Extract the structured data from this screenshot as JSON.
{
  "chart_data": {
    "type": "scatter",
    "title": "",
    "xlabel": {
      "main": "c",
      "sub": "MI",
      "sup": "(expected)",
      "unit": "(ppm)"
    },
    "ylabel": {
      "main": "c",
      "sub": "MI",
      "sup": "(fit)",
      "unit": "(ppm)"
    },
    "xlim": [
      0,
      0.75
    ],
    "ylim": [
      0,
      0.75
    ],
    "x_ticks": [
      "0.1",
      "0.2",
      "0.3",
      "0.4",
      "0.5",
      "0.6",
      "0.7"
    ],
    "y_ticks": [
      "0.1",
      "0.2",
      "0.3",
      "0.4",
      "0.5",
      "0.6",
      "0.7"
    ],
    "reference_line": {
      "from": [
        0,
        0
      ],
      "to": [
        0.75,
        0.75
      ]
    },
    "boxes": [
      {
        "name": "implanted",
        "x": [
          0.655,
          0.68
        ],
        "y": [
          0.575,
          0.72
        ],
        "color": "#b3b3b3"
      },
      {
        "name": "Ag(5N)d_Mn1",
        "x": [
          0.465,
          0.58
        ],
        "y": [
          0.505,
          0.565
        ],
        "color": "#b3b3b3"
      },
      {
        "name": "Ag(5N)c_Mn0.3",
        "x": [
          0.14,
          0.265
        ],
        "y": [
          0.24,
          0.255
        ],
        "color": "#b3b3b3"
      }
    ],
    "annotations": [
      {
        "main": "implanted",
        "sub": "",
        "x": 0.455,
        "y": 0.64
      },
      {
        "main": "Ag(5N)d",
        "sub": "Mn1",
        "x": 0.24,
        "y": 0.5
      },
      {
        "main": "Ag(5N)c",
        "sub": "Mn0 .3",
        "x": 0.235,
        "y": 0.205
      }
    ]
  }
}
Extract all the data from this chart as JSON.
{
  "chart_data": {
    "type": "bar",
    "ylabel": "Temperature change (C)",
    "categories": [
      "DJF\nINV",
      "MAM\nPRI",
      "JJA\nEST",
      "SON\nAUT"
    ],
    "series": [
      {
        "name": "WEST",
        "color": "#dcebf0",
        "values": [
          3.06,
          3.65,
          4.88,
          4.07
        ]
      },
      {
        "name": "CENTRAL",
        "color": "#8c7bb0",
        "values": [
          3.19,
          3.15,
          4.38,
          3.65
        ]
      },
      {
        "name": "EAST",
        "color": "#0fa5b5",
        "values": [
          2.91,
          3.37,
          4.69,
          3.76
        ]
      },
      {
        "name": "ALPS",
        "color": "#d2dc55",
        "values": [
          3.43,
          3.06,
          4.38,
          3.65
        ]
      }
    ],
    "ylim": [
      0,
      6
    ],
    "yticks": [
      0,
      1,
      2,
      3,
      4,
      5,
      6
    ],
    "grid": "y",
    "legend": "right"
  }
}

****************************************

WRITTEN TASK —
Repeat exactly the lines from the one containing "Extract all the data from this chart as JSON." through the last line of the records above, both included, and nothing else.

THE ANSWER —
Extract all the data from this chart as JSON.
{
  "chart_data": {
    "type": "bar",
    "ylabel": "Temperature change (C)",
    "categories": [
      "DJF\nINV",
      "MAM\nPRI",
      "JJA\nEST",
      "SON\nAUT"
    ],
    "series": [
      {
        "name": "WEST",
        "color": "#dcebf0",
        "values": [
          3.06,
          3.65,
          4.88,
          4.07
        ]
      },
      {
        "name": "CENTRAL",
        "color": "#8c7bb0",
        "values": [
          3.19,
          3.15,
          4.38,
          3.65
        ]
      },
      {
        "name": "EAST",
        "color": "#0fa5b5",
        "values": [
          2.91,
          3.37,
          4.69,
          3.76
        ]
      },
      {
        "name": "ALPS",
        "color": "#d2dc55",
        "values": [
          3.43,
          3.06,
          4.38,
          3.65
        ]
      }
    ],
    "ylim": [
      0,
      6
    ],
    "yticks": [
      0,
      1,
      2,
      3,
      4,
      5,
      6
    ],
    "grid": "y",
    "legend": "right"
  }
}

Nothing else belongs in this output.